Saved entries
......
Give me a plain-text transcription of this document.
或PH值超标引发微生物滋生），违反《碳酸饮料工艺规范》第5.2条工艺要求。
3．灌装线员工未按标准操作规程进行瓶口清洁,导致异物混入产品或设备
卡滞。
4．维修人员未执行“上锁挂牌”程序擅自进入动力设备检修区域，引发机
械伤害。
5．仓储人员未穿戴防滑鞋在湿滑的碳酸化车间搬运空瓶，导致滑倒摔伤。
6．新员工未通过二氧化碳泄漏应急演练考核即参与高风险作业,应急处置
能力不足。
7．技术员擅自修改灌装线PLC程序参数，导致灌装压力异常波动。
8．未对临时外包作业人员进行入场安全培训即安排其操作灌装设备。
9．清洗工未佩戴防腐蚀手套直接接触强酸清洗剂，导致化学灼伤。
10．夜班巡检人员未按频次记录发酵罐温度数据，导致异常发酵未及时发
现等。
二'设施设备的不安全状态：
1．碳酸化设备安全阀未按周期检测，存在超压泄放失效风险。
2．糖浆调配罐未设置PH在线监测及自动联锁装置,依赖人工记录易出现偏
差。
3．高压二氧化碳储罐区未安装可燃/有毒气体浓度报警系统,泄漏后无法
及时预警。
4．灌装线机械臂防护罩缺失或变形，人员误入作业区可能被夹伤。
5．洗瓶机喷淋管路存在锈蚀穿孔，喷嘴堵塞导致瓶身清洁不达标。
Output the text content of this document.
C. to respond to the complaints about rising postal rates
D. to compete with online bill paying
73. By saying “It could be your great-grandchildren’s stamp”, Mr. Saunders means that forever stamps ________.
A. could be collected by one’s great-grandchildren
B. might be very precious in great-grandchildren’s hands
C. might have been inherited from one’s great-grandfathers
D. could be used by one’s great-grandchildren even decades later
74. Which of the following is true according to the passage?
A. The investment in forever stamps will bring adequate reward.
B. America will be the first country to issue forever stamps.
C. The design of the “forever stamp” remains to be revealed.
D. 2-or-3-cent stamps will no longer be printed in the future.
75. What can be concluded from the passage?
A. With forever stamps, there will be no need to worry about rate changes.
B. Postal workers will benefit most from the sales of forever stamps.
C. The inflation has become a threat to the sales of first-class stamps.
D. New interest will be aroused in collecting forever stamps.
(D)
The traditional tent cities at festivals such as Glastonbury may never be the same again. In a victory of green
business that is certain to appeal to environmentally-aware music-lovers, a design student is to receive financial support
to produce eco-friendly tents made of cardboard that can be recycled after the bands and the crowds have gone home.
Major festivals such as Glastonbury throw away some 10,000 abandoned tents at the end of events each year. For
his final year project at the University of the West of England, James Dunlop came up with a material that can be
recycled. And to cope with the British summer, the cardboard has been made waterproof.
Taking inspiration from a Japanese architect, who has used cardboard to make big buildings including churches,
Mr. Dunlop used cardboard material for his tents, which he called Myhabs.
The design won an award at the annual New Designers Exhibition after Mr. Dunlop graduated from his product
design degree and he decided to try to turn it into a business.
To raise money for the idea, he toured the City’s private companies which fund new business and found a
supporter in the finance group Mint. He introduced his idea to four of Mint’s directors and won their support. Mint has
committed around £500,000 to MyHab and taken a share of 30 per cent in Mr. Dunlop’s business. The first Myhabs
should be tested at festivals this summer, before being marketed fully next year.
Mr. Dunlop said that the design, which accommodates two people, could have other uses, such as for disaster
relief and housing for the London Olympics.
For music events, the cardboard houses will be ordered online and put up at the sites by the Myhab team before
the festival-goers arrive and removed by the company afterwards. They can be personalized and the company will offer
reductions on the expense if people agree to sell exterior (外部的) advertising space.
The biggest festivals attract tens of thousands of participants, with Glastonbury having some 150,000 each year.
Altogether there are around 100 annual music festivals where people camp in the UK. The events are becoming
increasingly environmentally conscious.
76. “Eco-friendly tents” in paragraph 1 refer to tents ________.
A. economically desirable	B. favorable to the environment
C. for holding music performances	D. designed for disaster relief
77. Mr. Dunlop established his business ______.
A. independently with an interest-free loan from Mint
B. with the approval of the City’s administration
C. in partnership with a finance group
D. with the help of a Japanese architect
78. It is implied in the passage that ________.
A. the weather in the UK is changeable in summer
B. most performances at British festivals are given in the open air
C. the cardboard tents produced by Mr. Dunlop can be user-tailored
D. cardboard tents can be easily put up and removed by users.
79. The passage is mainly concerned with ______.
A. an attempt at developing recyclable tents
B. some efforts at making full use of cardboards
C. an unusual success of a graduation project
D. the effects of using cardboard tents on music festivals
......
# [Task]
Copy down the whole of the data above, matching it exactly.

# [Response to this task]
Give me a plain-text transcription of this document.
或PH值超标引发微生物滋生），违反《碳酸饮料工艺规范》第5.2条工艺要求。
3．灌装线员工未按标准操作规程进行瓶口清洁,导致异物混入产品或设备
卡滞。
4．维修人员未执行“上锁挂牌”程序擅自进入动力设备检修区域，引发机
械伤害。
5．仓储人员未穿戴防滑鞋在湿滑的碳酸化车间搬运空瓶，导致滑倒摔伤。
6．新员工未通过二氧化碳泄漏应急演练考核即参与高风险作业,应急处置
能力不足。
7．技术员擅自修改灌装线PLC程序参数，导致灌装压力异常波动。
8．未对临时外包作业人员进行入场安全培训即安排其操作灌装设备。
9．清洗工未佩戴防腐蚀手套直接接触强酸清洗剂，导致化学灼伤。
10．夜班巡检人员未按频次记录发酵罐温度数据，导致异常发酵未及时发
现等。
二'设施设备的不安全状态：
1．碳酸化设备安全阀未按周期检测，存在超压泄放失效风险。
2．糖浆调配罐未设置PH在线监测及自动联锁装置,依赖人工记录易出现偏
差。
3．高压二氧化碳储罐区未安装可燃/有毒气体浓度报警系统,泄漏后无法
及时预警。
4．灌装线机械臂防护罩缺失或变形，人员误入作业区可能被夹伤。
5．洗瓶机喷淋管路存在锈蚀穿孔，喷嘴堵塞导致瓶身清洁不达标。
Output the text content of this document.
C. to respond to the complaints about rising postal rates
D. to compete with online bill paying
73. By saying “It could be your great-grandchildren’s stamp”, Mr. Saunders means that forever stamps ________.
A. could be collected by one’s great-grandchildren
B. might be very precious in great-grandchildren’s hands
C. might have been inherited from one’s great-grandfathers
D. could be used by one’s great-grandchildren even decades later
74. Which of the following is true according to the passage?
A. The investment in forever stamps will bring adequate reward.
B. America will be the first country to issue forever stamps.
C. The design of the “forever stamp” remains to be revealed.
D. 2-or-3-cent stamps will no longer be printed in the future.
75. What can be concluded from the passage?
A. With forever stamps, there will be no need to worry about rate changes.
B. Postal workers will benefit most from the sales of forever stamps.
C. The inflation has become a threat to the sales of first-class stamps.
D. New interest will be aroused in collecting forever stamps.
(D)
The traditional tent cities at festivals such as Glastonbury may never be the same again. In a victory of green
business that is certain to appeal to environmentally-aware music-lovers, a design student is to receive financial support
to produce eco-friendly tents made of cardboard that can be recycled after the bands and the crowds have gone home.
Major festivals such as Glastonbury throw away some 10,000 abandoned tents at the end of events each year. For
his final year project at the University of the West of England, James Dunlop came up with a material that can be
recycled. And to cope with the British summer, the cardboard has been made waterproof.
Taking inspiration from a Japanese architect, who has used cardboard to make big buildings including churches,
Mr. Dunlop used cardboard material for his tents, which he called Myhabs.
The design won an award at the annual New Designers Exhibition after Mr. Dunlop graduated from his product
design degree and he decided to try to turn it into a business.
To raise money for the idea, he toured the City’s private companies which fund new business and found a
supporter in the finance group Mint. He introduced his idea to four of Mint’s directors and won their support. Mint has
committed around £500,000 to MyHab and taken a share of 30 per cent in Mr. Dunlop’s business. The first Myhabs
should be tested at festivals this summer, before being marketed fully next year.
Mr. Dunlop said that the design, which accommodates two people, could have other uses, such as for disaster
relief and housing for the London Olympics.
For music events, the cardboard houses will be ordered online and put up at the sites by the Myhab team before
the festival-goers arrive and removed by the company afterwards. They can be personalized and the company will offer
reductions on the expense if people agree to sell exterior (外部的) advertising space.
The biggest festivals attract tens of thousands of participants, with Glastonbury having some 150,000 each year.
Altogether there are around 100 annual music festivals where people camp in the UK. The events are becoming
increasingly environmentally conscious.
76. “Eco-friendly tents” in paragraph 1 refer to tents ________.
A. economically desirable	B. favorable to the environment
C. for holding music performances	D. designed for disaster relief
77. Mr. Dunlop established his business ______.
A. independently with an interest-free loan from Mint
B. with the approval of the City’s administration
C. in partnership with a finance group
D. with the help of a Japanese architect
78. It is implied in the passage that ________.
A. the weather in the UK is changeable in summer
B. most performances at British festivals are given in the open air
C. the cardboard tents produced by Mr. Dunlop can be user-tailored
D. cardboard tents can be easily put up and removed by users.
79. The passage is mainly concerned with ______.
A. an attempt at developing recyclable tents
B. some efforts at making full use of cardboards
C. an unusual success of a graduation project
D. the effects of using cardboard tents on music festivals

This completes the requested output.